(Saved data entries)
* start *
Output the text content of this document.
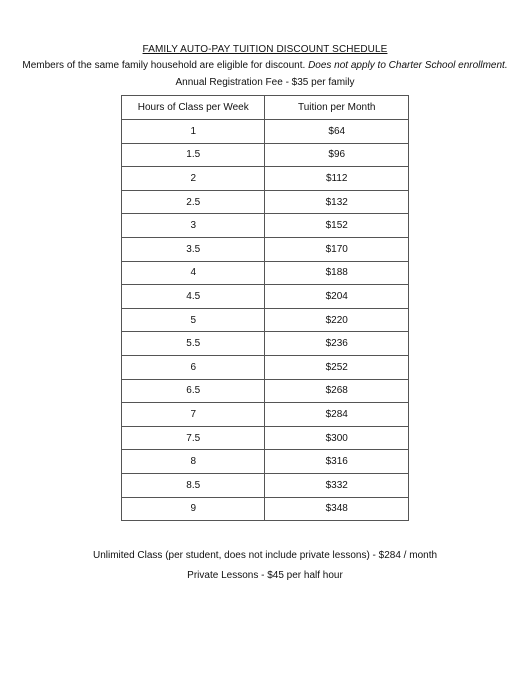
FAMILY AUTO-PAY TUITION DISCOUNT SCHEDULE
Members of the same family household are eligible for discount. Does not apply to Charter School enrollment.
Annual Registration Fee - $35 per family
Hours of Class per Week	Tuition per Month
1	$64
1.5	$96
2	$112
2.5	$132
3	$152
3.5	$170
4	$188
4.5	$204
5	$220
5.5	$236
6	$252
6.5	$268
7	$284
7.5	$300
8	$316
8.5	$332
9	$348
Unlimited Class (per student, does not include private lessons) - $284 / month
Private Lessons - $45 per half hour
* end *
— DIRECTIONS —
Copy every line in the records above that contains the word "Class".

— OUTPUT OF THE EXERCISE —
Hours of Class per Week	Tuition per Month
Unlimited Class (per student, does not include private lessons) - $284 / month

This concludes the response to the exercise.